◆ What you will do: Examine the records and identify each line that includes the string "wedge". Copy those lines.

◆ Data to process:
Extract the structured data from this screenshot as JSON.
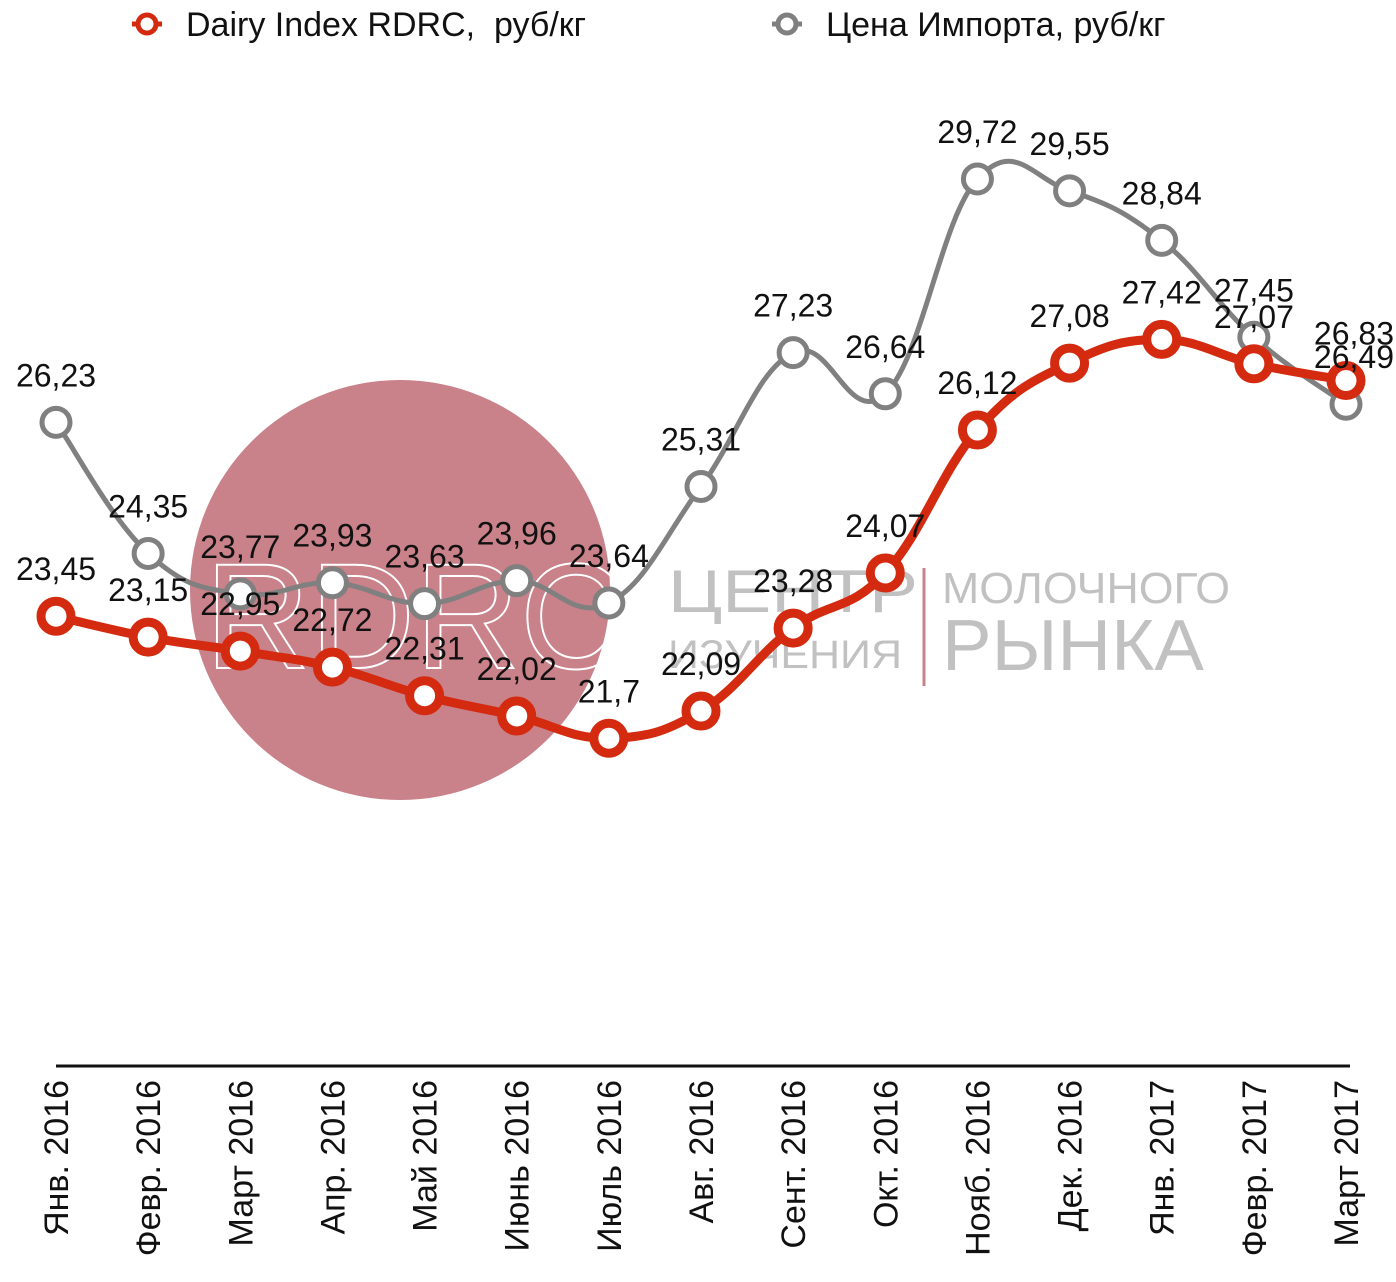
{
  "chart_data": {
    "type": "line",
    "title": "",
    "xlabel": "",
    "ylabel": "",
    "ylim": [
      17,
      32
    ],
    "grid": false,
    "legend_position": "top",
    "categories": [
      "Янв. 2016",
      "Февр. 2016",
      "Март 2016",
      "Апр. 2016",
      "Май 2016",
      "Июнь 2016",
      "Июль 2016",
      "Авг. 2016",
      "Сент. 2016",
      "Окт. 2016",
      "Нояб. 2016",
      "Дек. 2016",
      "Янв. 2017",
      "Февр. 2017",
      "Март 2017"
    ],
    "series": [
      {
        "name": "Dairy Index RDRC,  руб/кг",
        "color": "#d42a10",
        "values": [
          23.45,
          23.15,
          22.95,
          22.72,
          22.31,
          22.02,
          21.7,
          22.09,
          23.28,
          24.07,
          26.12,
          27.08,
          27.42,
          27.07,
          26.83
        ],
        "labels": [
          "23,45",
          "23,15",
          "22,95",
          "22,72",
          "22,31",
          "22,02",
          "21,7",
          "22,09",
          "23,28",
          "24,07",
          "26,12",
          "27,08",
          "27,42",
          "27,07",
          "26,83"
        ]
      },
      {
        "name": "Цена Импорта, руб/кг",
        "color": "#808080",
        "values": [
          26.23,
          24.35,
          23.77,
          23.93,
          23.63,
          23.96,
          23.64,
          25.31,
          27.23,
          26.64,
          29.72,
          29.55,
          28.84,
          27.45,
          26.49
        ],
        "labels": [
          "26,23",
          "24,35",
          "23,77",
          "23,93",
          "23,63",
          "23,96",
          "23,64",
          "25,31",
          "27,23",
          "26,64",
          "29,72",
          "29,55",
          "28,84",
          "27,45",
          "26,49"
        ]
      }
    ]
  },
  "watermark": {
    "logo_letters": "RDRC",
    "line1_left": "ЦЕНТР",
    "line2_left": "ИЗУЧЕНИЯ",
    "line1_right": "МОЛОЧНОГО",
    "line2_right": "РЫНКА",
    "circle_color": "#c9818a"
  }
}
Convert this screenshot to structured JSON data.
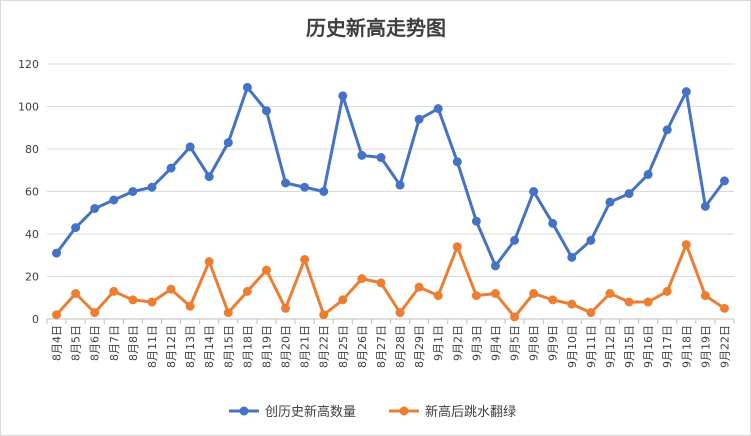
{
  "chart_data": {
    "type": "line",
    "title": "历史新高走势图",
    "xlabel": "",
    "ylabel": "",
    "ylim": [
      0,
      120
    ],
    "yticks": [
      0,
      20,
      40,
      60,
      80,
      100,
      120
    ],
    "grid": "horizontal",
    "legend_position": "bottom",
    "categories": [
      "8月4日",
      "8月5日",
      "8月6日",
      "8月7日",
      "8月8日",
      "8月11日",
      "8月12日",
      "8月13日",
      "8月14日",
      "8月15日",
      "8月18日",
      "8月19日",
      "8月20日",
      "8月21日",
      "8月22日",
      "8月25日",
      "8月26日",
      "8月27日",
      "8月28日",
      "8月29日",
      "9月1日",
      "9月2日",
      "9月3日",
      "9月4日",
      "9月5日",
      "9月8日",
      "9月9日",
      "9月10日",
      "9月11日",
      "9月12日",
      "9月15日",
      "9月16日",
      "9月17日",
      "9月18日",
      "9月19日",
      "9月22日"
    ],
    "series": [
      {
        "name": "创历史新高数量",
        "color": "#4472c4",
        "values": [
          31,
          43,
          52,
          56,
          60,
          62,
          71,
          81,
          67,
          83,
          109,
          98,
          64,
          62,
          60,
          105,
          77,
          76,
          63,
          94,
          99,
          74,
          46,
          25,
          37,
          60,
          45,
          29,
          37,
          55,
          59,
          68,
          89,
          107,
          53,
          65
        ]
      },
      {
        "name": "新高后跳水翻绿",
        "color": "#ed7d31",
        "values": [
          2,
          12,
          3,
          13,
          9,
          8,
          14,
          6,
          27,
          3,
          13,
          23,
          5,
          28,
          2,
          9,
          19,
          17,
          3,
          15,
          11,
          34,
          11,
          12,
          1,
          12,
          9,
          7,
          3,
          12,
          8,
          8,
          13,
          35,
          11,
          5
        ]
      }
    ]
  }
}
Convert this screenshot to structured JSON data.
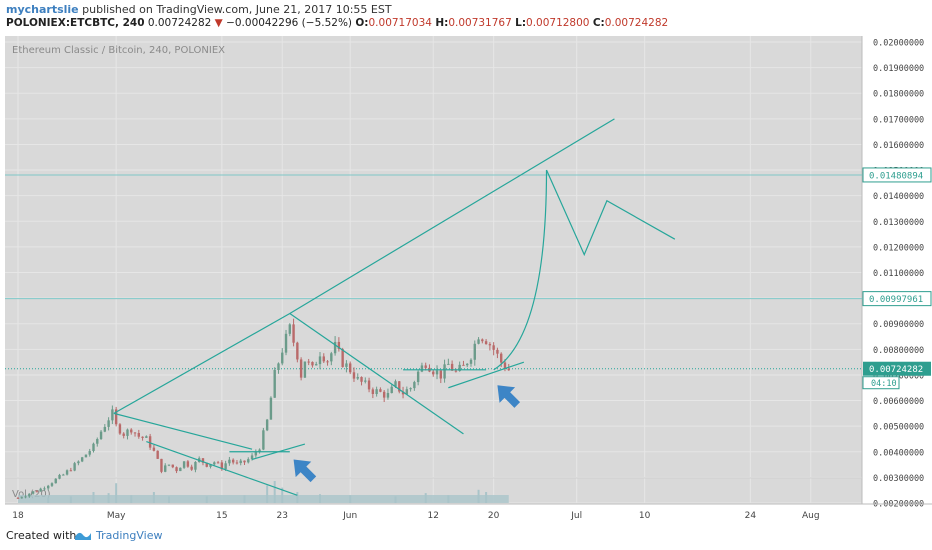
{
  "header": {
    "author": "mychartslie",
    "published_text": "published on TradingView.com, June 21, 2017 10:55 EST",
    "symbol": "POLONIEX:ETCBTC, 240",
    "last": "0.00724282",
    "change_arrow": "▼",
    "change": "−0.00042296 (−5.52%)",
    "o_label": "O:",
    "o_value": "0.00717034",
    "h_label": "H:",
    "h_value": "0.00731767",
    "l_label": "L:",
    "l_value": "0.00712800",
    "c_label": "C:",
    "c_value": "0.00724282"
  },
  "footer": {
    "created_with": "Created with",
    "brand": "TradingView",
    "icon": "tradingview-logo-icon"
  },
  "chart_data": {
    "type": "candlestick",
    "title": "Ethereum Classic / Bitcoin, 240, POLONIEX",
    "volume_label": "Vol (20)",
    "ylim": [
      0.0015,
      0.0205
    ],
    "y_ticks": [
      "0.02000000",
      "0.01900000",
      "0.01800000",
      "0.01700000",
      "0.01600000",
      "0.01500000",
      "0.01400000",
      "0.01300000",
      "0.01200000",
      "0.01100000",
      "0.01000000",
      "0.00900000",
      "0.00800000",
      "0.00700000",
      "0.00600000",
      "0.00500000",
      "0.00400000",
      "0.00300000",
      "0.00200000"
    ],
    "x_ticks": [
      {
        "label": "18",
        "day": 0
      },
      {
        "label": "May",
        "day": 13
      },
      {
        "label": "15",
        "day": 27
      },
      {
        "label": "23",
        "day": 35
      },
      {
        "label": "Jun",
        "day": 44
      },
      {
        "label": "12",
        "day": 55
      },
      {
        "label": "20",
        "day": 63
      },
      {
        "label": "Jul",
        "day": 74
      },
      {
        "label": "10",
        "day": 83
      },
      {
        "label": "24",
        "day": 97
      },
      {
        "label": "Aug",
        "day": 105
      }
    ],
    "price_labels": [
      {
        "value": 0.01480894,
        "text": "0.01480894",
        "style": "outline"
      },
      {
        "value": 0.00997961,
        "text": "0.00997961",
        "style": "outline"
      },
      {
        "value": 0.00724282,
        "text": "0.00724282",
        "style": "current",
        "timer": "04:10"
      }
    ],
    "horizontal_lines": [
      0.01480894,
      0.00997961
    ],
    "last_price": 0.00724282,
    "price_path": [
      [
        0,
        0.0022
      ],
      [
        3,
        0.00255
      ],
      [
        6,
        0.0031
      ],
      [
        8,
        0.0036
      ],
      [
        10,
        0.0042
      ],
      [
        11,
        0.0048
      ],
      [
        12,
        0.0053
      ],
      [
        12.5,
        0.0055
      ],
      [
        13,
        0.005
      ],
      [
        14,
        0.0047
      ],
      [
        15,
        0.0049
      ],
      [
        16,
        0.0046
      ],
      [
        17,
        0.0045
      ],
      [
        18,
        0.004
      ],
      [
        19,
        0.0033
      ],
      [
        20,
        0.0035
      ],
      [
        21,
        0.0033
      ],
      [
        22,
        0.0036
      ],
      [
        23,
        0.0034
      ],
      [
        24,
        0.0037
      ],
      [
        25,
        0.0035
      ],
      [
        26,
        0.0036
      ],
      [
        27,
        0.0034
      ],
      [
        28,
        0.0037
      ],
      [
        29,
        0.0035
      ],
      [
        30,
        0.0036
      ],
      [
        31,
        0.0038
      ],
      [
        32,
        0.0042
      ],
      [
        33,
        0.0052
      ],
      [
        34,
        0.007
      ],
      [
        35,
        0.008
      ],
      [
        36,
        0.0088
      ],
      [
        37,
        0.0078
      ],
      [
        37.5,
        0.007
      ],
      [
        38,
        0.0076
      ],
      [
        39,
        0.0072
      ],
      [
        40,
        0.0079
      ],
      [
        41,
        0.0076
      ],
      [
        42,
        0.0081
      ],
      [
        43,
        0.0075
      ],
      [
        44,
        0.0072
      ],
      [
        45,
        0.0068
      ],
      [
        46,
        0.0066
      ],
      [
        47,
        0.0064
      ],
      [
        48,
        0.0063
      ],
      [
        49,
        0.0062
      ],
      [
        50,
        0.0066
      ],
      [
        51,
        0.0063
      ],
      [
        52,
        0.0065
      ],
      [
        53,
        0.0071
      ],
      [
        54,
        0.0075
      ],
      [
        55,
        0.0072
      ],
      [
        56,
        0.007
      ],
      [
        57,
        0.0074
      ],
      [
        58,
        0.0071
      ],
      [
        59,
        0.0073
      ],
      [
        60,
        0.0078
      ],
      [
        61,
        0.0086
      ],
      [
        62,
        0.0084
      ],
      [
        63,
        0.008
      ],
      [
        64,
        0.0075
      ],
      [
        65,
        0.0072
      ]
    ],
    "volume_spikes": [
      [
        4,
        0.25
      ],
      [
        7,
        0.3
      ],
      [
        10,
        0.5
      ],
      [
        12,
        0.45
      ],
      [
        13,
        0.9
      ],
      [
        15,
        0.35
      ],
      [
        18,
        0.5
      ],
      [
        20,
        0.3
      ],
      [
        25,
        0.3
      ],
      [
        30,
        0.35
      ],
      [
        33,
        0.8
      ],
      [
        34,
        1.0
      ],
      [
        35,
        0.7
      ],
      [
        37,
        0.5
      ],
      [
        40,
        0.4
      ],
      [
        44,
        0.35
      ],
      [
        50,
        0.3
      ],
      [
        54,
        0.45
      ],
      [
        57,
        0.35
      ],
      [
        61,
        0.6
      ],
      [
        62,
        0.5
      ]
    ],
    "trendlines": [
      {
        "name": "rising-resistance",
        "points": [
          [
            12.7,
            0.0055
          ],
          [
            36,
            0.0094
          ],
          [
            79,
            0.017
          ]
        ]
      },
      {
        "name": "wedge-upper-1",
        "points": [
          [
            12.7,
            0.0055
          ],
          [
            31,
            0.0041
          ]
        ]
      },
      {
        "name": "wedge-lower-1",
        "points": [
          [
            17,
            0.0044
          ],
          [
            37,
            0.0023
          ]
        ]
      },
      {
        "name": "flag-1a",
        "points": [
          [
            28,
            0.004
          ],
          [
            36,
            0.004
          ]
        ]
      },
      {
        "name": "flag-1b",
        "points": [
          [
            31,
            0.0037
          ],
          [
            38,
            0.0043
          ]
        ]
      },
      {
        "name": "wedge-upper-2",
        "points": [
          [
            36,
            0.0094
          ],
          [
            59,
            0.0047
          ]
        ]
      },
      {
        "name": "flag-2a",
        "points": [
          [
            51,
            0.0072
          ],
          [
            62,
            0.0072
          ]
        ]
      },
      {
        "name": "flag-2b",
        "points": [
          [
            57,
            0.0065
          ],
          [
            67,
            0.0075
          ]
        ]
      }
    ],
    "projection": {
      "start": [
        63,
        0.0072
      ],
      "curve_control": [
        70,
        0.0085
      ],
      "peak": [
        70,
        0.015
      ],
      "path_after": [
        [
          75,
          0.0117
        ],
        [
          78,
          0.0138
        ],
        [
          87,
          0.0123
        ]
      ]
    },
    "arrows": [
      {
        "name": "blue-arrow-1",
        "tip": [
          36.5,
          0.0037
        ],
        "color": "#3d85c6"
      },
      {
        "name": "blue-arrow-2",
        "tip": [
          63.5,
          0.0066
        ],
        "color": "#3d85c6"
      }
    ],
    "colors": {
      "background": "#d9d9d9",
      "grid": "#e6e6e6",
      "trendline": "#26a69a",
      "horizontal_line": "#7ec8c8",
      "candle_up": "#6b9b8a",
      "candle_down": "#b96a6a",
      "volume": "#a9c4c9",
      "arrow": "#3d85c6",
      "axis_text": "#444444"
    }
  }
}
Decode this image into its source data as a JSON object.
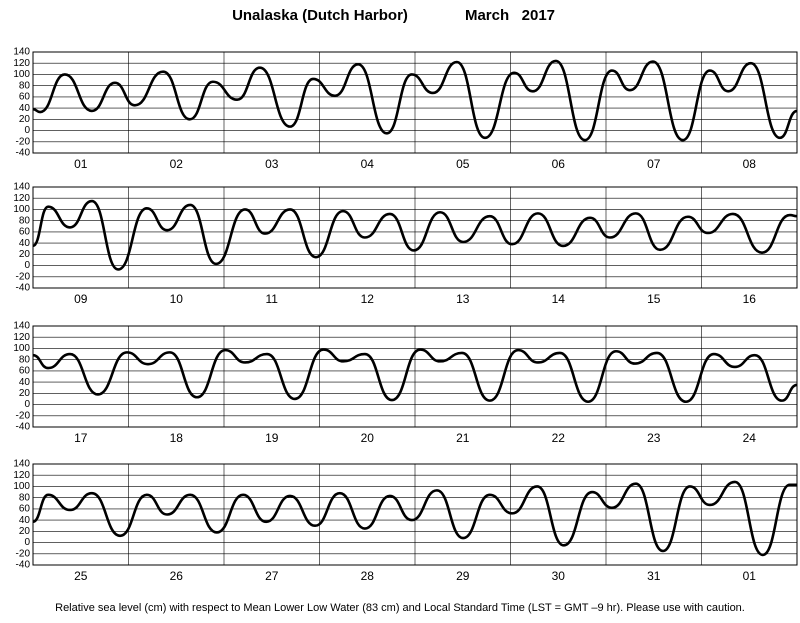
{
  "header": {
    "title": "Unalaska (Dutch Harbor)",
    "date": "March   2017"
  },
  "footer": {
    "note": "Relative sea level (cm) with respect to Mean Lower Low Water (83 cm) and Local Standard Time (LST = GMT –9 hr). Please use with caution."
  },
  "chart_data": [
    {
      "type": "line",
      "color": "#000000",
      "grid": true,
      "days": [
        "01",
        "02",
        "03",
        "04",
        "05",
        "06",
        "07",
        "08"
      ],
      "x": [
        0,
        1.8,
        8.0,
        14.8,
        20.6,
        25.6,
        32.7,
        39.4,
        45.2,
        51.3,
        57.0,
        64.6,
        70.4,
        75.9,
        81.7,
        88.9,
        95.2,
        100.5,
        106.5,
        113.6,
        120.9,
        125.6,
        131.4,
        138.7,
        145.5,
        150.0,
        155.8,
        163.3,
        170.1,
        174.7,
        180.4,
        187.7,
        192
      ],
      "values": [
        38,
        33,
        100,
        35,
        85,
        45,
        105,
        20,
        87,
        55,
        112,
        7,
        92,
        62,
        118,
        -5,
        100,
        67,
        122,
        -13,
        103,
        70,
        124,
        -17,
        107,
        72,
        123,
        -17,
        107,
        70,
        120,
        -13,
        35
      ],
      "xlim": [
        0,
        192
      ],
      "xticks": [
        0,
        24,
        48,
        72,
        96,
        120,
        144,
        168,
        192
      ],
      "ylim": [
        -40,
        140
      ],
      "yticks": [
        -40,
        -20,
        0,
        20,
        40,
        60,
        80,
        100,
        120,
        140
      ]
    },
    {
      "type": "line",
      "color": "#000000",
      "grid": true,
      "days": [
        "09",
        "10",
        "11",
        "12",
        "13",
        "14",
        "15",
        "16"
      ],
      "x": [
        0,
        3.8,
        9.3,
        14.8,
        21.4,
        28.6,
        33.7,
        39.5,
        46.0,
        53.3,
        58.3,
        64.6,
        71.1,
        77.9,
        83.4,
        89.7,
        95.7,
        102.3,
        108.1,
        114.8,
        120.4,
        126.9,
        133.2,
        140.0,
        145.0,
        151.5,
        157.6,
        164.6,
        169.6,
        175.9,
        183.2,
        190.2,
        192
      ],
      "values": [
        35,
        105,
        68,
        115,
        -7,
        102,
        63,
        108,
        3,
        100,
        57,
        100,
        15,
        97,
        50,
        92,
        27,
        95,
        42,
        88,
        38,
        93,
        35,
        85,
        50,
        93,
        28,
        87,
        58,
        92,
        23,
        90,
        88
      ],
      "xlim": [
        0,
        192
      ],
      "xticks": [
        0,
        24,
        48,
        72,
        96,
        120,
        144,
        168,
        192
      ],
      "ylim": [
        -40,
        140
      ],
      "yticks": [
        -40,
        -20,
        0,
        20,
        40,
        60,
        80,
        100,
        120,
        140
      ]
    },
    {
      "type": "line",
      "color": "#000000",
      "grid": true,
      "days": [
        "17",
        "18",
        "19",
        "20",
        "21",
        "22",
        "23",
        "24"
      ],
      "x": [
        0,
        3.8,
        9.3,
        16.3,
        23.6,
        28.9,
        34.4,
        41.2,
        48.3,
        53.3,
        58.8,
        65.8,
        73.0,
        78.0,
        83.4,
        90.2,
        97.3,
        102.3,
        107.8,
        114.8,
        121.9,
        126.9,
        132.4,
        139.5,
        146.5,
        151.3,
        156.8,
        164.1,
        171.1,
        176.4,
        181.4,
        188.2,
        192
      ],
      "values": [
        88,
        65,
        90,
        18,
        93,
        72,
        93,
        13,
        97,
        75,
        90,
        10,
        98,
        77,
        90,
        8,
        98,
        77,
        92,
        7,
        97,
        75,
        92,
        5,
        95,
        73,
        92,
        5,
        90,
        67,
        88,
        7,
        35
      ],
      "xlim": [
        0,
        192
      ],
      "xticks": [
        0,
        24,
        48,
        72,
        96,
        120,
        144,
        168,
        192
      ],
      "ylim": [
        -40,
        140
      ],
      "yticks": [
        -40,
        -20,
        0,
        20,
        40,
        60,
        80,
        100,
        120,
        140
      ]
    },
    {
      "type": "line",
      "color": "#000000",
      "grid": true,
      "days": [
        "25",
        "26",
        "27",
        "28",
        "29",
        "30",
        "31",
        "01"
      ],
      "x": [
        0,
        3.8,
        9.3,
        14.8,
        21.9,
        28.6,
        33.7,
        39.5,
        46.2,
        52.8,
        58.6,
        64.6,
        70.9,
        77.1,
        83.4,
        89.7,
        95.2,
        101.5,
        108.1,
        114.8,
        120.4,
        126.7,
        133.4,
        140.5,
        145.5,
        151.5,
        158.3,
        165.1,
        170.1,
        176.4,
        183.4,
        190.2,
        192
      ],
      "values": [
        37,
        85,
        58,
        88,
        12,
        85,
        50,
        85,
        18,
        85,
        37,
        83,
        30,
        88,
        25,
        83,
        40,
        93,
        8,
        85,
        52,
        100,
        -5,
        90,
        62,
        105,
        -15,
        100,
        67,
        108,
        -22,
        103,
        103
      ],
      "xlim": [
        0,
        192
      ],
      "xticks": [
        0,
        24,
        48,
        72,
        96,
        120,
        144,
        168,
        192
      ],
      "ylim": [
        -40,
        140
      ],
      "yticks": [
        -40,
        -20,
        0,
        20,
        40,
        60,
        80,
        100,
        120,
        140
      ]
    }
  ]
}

◆ Task output:
        "name": "wedge-upper-1",
        "name": "wedge-lower-1",
        "name": "wedge-upper-2",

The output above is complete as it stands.